Data for processing:
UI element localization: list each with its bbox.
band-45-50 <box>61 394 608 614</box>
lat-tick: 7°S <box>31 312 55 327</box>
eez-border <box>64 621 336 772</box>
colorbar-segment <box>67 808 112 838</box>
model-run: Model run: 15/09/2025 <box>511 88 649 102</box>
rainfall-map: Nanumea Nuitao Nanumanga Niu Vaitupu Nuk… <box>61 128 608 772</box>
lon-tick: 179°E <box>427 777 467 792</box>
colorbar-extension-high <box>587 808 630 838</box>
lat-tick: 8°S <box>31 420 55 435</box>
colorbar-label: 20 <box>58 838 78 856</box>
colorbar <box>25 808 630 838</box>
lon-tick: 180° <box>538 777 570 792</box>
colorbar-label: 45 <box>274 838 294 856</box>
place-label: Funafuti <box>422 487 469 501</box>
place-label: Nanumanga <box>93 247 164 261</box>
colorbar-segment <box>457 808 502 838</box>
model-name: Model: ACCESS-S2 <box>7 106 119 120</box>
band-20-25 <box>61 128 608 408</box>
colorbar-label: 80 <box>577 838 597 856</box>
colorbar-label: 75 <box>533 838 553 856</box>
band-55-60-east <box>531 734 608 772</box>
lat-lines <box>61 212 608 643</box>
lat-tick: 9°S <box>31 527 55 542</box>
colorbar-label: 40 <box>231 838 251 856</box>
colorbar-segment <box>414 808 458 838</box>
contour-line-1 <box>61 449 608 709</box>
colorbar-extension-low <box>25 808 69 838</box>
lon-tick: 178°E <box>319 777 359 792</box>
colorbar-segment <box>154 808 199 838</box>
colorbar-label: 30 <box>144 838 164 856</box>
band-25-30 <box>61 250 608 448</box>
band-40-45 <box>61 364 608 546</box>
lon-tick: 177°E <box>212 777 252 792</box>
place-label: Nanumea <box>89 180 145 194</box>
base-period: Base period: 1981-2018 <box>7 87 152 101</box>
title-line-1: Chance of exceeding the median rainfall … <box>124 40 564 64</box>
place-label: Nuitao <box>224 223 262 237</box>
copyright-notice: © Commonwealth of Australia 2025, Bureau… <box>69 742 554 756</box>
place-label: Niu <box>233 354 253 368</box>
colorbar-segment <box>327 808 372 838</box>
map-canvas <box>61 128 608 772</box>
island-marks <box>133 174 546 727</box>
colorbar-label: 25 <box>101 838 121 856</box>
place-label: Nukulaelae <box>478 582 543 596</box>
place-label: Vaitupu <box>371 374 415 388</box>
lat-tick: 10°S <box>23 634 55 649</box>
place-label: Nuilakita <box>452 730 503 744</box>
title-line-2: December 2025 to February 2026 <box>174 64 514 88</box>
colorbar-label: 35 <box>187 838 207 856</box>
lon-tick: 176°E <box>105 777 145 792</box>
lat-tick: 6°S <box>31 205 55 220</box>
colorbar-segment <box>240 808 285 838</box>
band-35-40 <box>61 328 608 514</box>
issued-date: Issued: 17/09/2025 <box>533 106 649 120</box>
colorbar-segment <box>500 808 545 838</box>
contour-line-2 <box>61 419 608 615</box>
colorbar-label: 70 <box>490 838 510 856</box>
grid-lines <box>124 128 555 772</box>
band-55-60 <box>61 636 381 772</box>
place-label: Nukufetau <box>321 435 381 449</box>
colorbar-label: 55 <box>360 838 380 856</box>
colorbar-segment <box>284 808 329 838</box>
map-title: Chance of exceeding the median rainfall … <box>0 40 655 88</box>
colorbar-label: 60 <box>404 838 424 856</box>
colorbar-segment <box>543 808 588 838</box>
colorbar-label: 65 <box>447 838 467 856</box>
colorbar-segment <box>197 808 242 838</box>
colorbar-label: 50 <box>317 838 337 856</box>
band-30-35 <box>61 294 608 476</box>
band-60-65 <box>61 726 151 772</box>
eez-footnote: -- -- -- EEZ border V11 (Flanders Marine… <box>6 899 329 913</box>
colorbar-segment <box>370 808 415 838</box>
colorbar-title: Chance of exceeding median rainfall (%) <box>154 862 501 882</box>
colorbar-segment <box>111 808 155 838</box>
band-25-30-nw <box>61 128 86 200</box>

The problem: Quote, word for word, every row from the first one through the row containing "lat-tick: 8°S <box>31 420 55 435</box>", including both.

Result of the exercise:
UI element localization: list each with its bbox.
band-45-50 <box>61 394 608 614</box>
lat-tick: 7°S <box>31 312 55 327</box>
eez-border <box>64 621 336 772</box>
colorbar-segment <box>67 808 112 838</box>
model-run: Model run: 15/09/2025 <box>511 88 649 102</box>
rainfall-map: Nanumea Nuitao Nanumanga Niu Vaitupu Nuk… <box>61 128 608 772</box>
lon-tick: 179°E <box>427 777 467 792</box>
colorbar-extension-high <box>587 808 630 838</box>
lat-tick: 8°S <box>31 420 55 435</box>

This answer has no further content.